> **SHORT EXERCISE**
Every line with the string "name" should be gathered.

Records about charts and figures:
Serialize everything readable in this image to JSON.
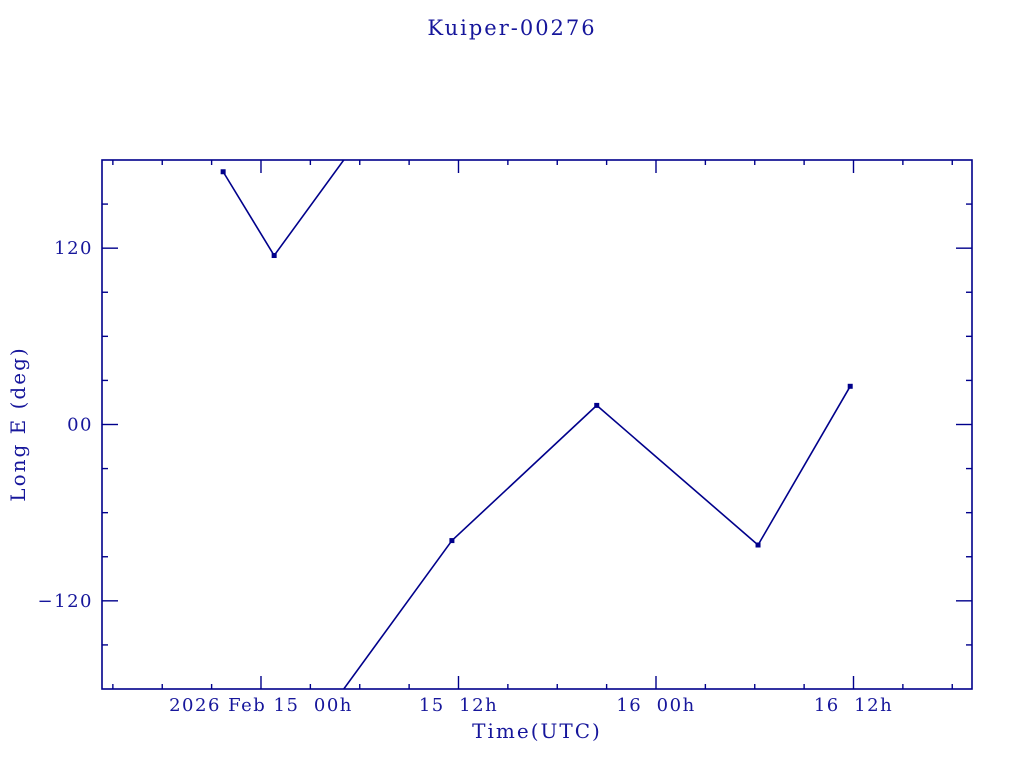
{
  "title": "Kuiper-00276",
  "colors": {
    "text": "#16169b",
    "line": "#00008b"
  },
  "chart_data": {
    "type": "line",
    "title": "Kuiper-00276",
    "xlabel": "Time(UTC)",
    "ylabel": "Long E (deg)",
    "x_unit": "hours since 2026-02-15 00:00 UTC",
    "xlim": [
      -9.66,
      43.2
    ],
    "ylim": [
      -180,
      180
    ],
    "wrap_degrees": 360,
    "grid": false,
    "legend": null,
    "marker": "square",
    "series": [
      {
        "name": "Long E",
        "points": [
          {
            "t": -2.3,
            "lon": 172
          },
          {
            "t": 0.8,
            "lon": 115
          },
          {
            "t": 11.6,
            "lon": -79
          },
          {
            "t": 20.4,
            "lon": 13
          },
          {
            "t": 30.2,
            "lon": -82
          },
          {
            "t": 35.8,
            "lon": 26
          }
        ]
      }
    ],
    "x_major_ticks": [
      {
        "t": 0,
        "label": "2026 Feb 15  00h"
      },
      {
        "t": 12,
        "label": "15  12h"
      },
      {
        "t": 24,
        "label": "16  00h"
      },
      {
        "t": 36,
        "label": "16  12h"
      }
    ],
    "x_minor_step_hours": 3,
    "x_minor_range_hours": [
      -9,
      42
    ],
    "y_major_ticks": [
      {
        "v": 120,
        "label": "120"
      },
      {
        "v": 0,
        "label": "00"
      },
      {
        "v": -120,
        "label": "−120"
      }
    ],
    "y_minor_step_deg": 30,
    "y_minor_range_deg": [
      -150,
      150
    ]
  }
}
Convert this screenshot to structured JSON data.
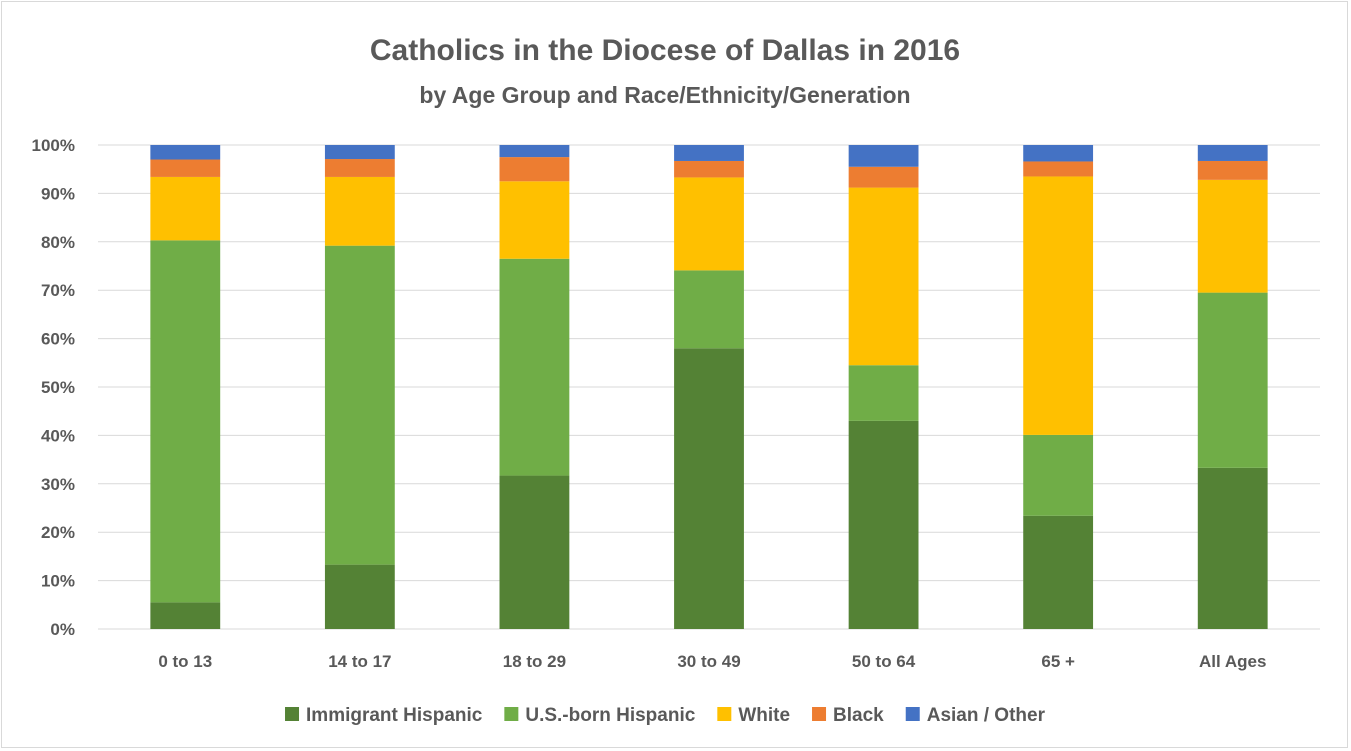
{
  "chart_data": {
    "type": "bar",
    "stacked": true,
    "title": "Catholics in the Diocese of Dallas in 2016",
    "subtitle": "by Age Group and Race/Ethnicity/Generation",
    "xlabel": "",
    "ylabel": "",
    "ylim": [
      0,
      100
    ],
    "y_ticks": [
      "0%",
      "10%",
      "20%",
      "30%",
      "40%",
      "50%",
      "60%",
      "70%",
      "80%",
      "90%",
      "100%"
    ],
    "grid": true,
    "legend_position": "bottom",
    "categories": [
      "0 to 13",
      "14 to 17",
      "18 to 29",
      "30 to 49",
      "50 to 64",
      "65 +",
      "All Ages"
    ],
    "series": [
      {
        "name": "Immigrant Hispanic",
        "color": "#548235",
        "values": [
          5.5,
          13.3,
          31.7,
          58.0,
          43.0,
          23.4,
          33.3
        ]
      },
      {
        "name": "U.S.-born Hispanic",
        "color": "#70AD47",
        "values": [
          74.8,
          65.9,
          44.8,
          16.1,
          11.5,
          16.7,
          36.2
        ]
      },
      {
        "name": "White",
        "color": "#FFC000",
        "values": [
          13.1,
          14.2,
          16.0,
          19.2,
          36.7,
          53.4,
          23.3
        ]
      },
      {
        "name": "Black",
        "color": "#ED7D31",
        "values": [
          3.6,
          3.7,
          5.0,
          3.4,
          4.3,
          3.1,
          3.9
        ]
      },
      {
        "name": "Asian / Other",
        "color": "#4472C4",
        "values": [
          3.0,
          2.9,
          2.5,
          3.3,
          4.5,
          3.4,
          3.3
        ]
      }
    ]
  }
}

> **EXERCISE ANSWER**
        "name": "Long E",
        "name": "Immigrant Hispanic",
        "name": "U.S.-born Hispanic",
        "name": "White",
        "name": "Black",
        "name": "Asian / Other",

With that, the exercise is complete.